Records that describe figures
---------------

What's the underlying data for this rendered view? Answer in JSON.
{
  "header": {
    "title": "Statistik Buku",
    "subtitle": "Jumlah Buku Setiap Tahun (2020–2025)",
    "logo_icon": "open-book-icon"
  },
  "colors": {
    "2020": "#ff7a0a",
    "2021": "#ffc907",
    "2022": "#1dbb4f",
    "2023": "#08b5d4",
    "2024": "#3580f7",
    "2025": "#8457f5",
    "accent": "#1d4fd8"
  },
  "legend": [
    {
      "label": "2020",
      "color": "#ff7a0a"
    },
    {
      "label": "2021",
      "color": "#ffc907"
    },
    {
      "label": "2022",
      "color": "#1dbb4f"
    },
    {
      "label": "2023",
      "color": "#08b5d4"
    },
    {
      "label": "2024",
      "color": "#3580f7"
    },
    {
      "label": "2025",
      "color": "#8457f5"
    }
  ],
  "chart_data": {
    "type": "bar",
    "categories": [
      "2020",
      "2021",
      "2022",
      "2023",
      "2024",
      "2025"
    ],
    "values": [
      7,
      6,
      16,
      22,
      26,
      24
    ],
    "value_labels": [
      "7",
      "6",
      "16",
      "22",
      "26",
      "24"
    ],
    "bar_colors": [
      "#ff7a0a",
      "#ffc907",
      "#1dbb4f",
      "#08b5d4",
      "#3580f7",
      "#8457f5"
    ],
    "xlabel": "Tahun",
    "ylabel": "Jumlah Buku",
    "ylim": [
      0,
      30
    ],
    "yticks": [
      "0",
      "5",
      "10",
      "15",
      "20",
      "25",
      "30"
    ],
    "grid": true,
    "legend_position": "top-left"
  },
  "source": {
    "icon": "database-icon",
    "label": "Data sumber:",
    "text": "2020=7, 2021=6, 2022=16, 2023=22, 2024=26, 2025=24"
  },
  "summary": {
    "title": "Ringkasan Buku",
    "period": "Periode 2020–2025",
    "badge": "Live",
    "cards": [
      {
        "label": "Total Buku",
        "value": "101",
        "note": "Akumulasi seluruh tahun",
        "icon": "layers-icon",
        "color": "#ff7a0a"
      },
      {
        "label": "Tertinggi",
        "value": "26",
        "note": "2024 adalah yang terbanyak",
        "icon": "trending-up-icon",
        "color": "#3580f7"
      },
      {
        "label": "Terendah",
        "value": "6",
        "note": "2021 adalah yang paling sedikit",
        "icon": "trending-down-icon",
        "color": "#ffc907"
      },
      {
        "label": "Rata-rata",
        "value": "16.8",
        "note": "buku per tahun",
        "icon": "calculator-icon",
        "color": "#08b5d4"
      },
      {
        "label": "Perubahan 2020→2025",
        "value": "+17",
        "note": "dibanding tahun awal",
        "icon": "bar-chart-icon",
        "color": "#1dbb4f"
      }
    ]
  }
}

---------------

- Task statement: Search the entries for "trending" and copy out each line that has it.

- Complete answer:
        "icon": "trending-up-icon",
        "icon": "trending-down-icon",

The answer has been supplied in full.